◆ The exercise ◆
Edit the saved entries from the first line down to the line containing "node-non-pegging[interactable]: Non Pegging", both included, so that "Early Warning" becomes "Early Alert" and everything else stays unchanged.

Saved entries:
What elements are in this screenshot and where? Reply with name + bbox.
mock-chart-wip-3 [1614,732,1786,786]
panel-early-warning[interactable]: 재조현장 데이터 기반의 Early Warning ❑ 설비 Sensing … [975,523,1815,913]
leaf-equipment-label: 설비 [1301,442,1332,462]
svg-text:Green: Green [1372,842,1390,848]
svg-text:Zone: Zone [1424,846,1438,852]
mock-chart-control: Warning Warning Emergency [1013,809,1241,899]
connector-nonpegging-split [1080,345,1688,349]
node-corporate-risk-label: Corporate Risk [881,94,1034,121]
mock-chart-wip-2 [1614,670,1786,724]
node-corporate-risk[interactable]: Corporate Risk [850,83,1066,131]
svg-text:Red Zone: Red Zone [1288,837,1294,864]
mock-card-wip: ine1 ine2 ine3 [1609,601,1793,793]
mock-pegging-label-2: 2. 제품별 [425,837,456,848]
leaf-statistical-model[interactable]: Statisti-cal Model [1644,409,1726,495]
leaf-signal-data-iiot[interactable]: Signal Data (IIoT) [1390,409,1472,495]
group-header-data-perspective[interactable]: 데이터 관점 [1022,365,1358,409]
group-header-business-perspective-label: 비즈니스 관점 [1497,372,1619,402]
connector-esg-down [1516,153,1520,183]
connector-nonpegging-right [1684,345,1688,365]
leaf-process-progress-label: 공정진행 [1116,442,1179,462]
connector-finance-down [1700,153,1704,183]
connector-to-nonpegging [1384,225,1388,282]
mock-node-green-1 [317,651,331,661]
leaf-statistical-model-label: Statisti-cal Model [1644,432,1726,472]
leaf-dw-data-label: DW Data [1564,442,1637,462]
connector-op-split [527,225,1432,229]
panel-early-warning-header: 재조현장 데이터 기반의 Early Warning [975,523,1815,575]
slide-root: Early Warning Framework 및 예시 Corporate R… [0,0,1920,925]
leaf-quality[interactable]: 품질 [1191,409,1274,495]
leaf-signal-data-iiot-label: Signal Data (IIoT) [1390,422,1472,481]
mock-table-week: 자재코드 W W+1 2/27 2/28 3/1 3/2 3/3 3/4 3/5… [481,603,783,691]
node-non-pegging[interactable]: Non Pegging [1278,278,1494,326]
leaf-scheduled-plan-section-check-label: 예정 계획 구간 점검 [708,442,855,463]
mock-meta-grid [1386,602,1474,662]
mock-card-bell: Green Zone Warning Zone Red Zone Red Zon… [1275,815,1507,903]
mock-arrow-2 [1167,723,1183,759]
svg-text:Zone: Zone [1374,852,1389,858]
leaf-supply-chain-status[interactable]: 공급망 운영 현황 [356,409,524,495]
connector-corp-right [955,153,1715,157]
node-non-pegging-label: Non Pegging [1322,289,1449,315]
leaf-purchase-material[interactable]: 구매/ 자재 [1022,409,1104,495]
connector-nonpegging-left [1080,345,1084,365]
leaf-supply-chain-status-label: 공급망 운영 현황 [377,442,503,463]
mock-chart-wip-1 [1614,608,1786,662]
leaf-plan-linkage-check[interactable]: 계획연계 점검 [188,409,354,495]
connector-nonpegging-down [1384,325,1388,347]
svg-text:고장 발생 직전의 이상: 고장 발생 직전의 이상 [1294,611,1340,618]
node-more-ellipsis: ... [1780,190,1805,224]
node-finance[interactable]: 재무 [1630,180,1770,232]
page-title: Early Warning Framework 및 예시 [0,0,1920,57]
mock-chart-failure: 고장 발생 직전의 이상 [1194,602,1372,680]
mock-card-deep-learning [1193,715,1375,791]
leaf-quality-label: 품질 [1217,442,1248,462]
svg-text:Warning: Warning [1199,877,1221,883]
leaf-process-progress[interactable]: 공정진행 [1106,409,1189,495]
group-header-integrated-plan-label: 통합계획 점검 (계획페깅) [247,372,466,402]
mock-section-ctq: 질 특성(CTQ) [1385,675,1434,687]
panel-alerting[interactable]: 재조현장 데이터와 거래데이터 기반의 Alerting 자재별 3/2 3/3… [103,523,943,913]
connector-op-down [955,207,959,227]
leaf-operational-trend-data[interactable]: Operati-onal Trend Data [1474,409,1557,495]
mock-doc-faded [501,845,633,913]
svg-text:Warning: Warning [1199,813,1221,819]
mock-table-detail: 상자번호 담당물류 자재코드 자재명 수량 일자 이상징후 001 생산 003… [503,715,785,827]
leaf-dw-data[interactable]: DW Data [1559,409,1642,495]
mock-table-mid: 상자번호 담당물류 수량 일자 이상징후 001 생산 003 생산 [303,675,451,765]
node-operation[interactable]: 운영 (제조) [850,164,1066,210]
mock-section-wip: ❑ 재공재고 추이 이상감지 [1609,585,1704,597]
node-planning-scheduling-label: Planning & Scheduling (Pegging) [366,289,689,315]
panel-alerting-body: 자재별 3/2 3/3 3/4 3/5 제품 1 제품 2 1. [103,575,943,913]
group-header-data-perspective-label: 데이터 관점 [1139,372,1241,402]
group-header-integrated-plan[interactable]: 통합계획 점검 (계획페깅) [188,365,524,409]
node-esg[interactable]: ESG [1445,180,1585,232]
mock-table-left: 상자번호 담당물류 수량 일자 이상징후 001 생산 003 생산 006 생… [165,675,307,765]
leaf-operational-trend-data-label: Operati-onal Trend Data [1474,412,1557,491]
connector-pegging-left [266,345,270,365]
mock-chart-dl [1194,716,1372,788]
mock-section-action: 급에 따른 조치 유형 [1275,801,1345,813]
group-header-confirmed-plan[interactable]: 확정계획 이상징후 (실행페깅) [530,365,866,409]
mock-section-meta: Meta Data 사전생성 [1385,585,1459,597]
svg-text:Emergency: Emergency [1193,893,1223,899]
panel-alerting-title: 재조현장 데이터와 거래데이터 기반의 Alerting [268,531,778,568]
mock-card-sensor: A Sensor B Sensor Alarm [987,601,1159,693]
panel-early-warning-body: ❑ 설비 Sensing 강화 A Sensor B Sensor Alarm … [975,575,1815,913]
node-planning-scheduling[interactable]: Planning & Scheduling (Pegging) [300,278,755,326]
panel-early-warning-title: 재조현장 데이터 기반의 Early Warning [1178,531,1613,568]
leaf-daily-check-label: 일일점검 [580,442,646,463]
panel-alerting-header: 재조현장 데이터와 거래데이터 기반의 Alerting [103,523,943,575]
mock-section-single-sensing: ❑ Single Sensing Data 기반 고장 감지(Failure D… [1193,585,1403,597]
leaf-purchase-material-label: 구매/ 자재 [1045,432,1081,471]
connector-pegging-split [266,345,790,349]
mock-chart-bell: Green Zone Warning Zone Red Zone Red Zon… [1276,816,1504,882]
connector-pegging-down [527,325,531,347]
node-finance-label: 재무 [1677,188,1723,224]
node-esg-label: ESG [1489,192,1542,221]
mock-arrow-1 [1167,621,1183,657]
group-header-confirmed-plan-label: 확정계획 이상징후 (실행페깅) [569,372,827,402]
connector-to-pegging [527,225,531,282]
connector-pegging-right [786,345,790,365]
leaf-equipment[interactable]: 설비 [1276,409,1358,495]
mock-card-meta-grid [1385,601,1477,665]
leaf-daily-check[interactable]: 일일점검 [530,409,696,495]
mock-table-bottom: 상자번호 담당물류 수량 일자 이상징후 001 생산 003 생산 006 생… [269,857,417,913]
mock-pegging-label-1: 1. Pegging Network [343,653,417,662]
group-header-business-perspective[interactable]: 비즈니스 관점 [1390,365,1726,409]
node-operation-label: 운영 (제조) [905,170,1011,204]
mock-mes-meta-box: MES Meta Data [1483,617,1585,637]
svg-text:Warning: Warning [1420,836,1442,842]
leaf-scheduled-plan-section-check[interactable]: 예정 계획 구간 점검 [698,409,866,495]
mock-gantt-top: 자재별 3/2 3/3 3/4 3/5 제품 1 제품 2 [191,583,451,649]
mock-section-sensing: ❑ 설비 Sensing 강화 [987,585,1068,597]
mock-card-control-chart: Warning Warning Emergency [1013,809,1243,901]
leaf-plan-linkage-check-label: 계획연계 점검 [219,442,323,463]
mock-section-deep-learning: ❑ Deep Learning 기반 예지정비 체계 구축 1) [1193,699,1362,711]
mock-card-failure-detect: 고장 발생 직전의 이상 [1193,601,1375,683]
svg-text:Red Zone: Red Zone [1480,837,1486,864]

◆ Task answer ◆
What elements are in this screenshot and where? Reply with name + bbox.
mock-chart-wip-3 [1614,732,1786,786]
panel-early-warning[interactable]: 재조현장 데이터 기반의 Early Alert ❑ 설비 Sensing … [975,523,1815,913]
leaf-equipment-label: 설비 [1301,442,1332,462]
svg-text:Green: Green [1372,842,1390,848]
svg-text:Zone: Zone [1424,846,1438,852]
mock-chart-control: Warning Warning Emergency [1013,809,1241,899]
connector-nonpegging-split [1080,345,1688,349]
node-corporate-risk-label: Corporate Risk [881,94,1034,121]
mock-chart-wip-2 [1614,670,1786,724]
node-corporate-risk[interactable]: Corporate Risk [850,83,1066,131]
svg-text:Red Zone: Red Zone [1288,837,1294,864]
mock-card-wip: ine1 ine2 ine3 [1609,601,1793,793]
mock-pegging-label-2: 2. 제품별 [425,837,456,848]
leaf-statistical-model[interactable]: Statisti-cal Model [1644,409,1726,495]
leaf-signal-data-iiot[interactable]: Signal Data (IIoT) [1390,409,1472,495]
group-header-data-perspective[interactable]: 데이터 관점 [1022,365,1358,409]
group-header-business-perspective-label: 비즈니스 관점 [1497,372,1619,402]
connector-esg-down [1516,153,1520,183]
connector-nonpegging-right [1684,345,1688,365]
leaf-process-progress-label: 공정진행 [1116,442,1179,462]
connector-finance-down [1700,153,1704,183]
connector-to-nonpegging [1384,225,1388,282]
mock-node-green-1 [317,651,331,661]
leaf-statistical-model-label: Statisti-cal Model [1644,432,1726,472]
leaf-dw-data-label: DW Data [1564,442,1637,462]
connector-op-split [527,225,1432,229]
panel-early-warning-header: 재조현장 데이터 기반의 Early Alert [975,523,1815,575]
slide-root: Early Alert Framework 및 예시 Corporate R… [0,0,1920,925]
leaf-quality[interactable]: 품질 [1191,409,1274,495]
leaf-signal-data-iiot-label: Signal Data (IIoT) [1390,422,1472,481]
mock-table-week: 자재코드 W W+1 2/27 2/28 3/1 3/2 3/3 3/4 3/5… [481,603,783,691]
node-non-pegging[interactable]: Non Pegging [1278,278,1494,326]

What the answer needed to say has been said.